** Start of TASK MATERIAL **

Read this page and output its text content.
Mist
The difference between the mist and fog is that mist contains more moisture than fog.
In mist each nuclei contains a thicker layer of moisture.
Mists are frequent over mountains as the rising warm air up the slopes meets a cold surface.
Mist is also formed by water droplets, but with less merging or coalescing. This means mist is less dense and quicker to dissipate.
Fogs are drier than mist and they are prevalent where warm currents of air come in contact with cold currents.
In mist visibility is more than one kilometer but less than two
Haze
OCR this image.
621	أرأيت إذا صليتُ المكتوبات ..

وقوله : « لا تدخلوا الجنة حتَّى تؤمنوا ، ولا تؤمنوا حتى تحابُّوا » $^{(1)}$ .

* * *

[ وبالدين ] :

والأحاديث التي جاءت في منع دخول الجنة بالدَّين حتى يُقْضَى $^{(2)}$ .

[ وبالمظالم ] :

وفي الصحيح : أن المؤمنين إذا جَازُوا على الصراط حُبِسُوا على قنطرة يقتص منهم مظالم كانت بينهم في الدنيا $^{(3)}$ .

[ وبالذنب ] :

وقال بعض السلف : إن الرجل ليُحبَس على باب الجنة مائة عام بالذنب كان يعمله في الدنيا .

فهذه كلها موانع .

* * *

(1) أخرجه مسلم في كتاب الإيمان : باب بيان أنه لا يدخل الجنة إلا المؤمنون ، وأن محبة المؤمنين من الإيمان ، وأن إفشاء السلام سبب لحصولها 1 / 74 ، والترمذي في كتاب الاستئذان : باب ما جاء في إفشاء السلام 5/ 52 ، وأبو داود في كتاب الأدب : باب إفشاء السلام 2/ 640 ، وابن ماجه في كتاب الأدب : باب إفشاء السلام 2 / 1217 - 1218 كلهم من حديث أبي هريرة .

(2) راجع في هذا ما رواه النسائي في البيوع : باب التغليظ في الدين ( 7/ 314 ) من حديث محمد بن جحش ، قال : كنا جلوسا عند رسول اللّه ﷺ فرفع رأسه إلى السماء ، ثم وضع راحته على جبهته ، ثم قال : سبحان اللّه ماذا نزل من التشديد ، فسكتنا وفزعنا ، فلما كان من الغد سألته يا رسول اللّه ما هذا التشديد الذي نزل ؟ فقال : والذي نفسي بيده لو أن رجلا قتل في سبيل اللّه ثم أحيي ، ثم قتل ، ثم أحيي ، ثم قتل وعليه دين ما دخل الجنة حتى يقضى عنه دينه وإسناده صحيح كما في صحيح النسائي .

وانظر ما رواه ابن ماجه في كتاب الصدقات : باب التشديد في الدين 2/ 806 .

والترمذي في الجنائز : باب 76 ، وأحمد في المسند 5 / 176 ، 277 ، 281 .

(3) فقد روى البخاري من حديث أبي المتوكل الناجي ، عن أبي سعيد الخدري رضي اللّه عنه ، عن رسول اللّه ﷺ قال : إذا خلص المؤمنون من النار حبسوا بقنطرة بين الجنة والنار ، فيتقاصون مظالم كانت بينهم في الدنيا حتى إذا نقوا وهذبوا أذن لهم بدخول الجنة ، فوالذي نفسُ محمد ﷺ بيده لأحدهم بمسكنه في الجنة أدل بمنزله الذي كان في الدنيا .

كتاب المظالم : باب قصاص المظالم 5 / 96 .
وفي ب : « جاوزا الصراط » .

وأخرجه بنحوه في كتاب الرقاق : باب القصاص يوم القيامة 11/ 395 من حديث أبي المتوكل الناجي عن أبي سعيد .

** End of TASK MATERIAL **

▶ [REQUIRED WORK]
Scan the material above for the word "moisture". Copy each line where it occurs.

▶ [RESPONSE]
The difference between the mist and fog is that mist contains more moisture than fog.
In mist each nuclei contains a thicker layer of moisture.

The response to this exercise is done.